**Work to complete:**
Extract every record, exactly as written, and ignore the pictures.

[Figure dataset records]
━━━━━━━━━━━━━━━━
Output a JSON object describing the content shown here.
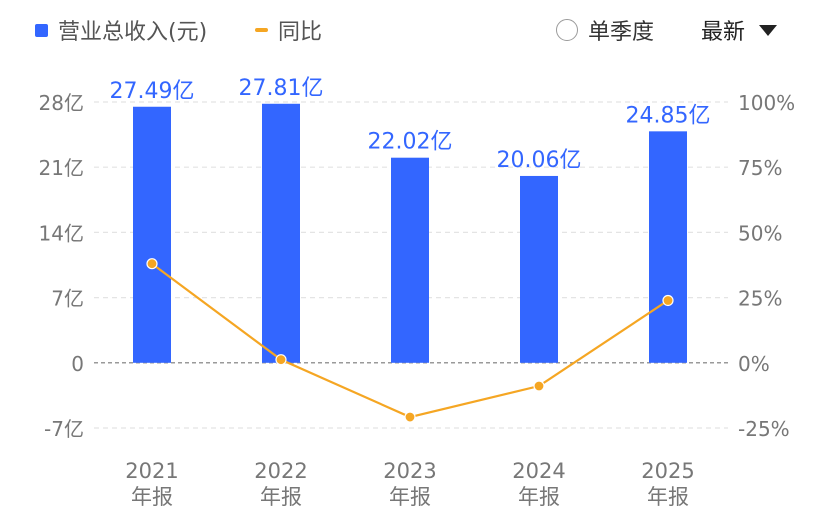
{
  "legend": {
    "bar_label": "营业总收入(元)",
    "line_label": "同比",
    "bar_color": "#3366ff",
    "line_color": "#f5a623"
  },
  "controls": {
    "quarter_toggle_label": "单季度",
    "quarter_toggle_checked": false,
    "sort_dropdown_label": "最新"
  },
  "chart_data": {
    "type": "bar+line",
    "categories": [
      "2021\n年报",
      "2022\n年报",
      "2023\n年报",
      "2024\n年报",
      "2025\n年报"
    ],
    "series": [
      {
        "name": "营业总收入(元)",
        "type": "bar",
        "axis": "left",
        "values": [
          27.49,
          27.81,
          22.02,
          20.06,
          24.85
        ],
        "data_labels": [
          "27.49亿",
          "27.81亿",
          "22.02亿",
          "20.06亿",
          "24.85亿"
        ]
      },
      {
        "name": "同比",
        "type": "line",
        "axis": "right",
        "values": [
          38,
          1.2,
          -20.8,
          -8.9,
          23.9
        ]
      }
    ],
    "y_left": {
      "range": [
        -7,
        28
      ],
      "ticks": [
        28,
        21,
        14,
        7,
        0,
        -7
      ],
      "tick_labels": [
        "28亿",
        "21亿",
        "14亿",
        "7亿",
        "0",
        "-7亿"
      ]
    },
    "y_right": {
      "range": [
        -25,
        100
      ],
      "ticks": [
        100,
        75,
        50,
        25,
        0,
        -25
      ],
      "tick_labels": [
        "100%",
        "75%",
        "50%",
        "25%",
        "0%",
        "-25%"
      ]
    },
    "grid": true,
    "legend_position": "top-left"
  }
}
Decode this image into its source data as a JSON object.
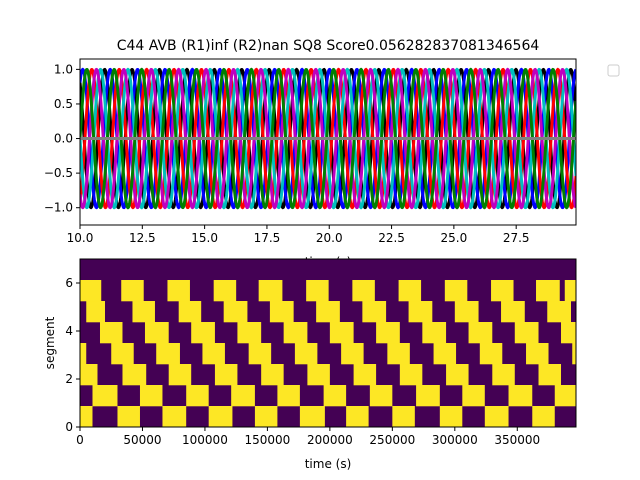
━━━━━━━━━━━━━━━━
**Answer to this problem:**
Output a JSON object describing the content shown here.
{
  "legend": {
    "bar_label": "营业总收入(元)",
    "line_label": "同比",
    "bar_color": "#3366ff",
    "line_color": "#f5a623"
  },
  "controls": {
    "quarter_toggle_label": "单季度",
    "quarter_toggle_checked": false,
    "sort_dropdown_label": "最新"
  },
  "chart_data": {
    "type": "bar+line",
    "categories": [
      "2021\n年报",
      "2022\n年报",
      "2023\n年报",
      "2024\n年报",
      "2025\n年报"
    ],
    "series": [
      {
        "name": "营业总收入(元)",
        "type": "bar",
        "axis": "left",
        "values": [
          27.49,
          27.81,
          22.02,
          20.06,
          24.85
        ],
        "data_labels": [
          "27.49亿",
          "27.81亿",
          "22.02亿",
          "20.06亿",
          "24.85亿"
        ]
      },
      {
        "name": "同比",
        "type": "line",
        "axis": "right",
        "values": [
          38,
          1.2,
          -20.8,
          -8.9,
          23.9
        ]
      }
    ],
    "y_left": {
      "range": [
        -7,
        28
      ],
      "ticks": [
        28,
        21,
        14,
        7,
        0,
        -7
      ],
      "tick_labels": [
        "28亿",
        "21亿",
        "14亿",
        "7亿",
        "0",
        "-7亿"
      ]
    },
    "y_right": {
      "range": [
        -25,
        100
      ],
      "ticks": [
        100,
        75,
        50,
        25,
        0,
        -25
      ],
      "tick_labels": [
        "100%",
        "75%",
        "50%",
        "25%",
        "0%",
        "-25%"
      ]
    },
    "grid": true,
    "legend_position": "top-left"
  }
}
Decode this image into its source data as a JSON object.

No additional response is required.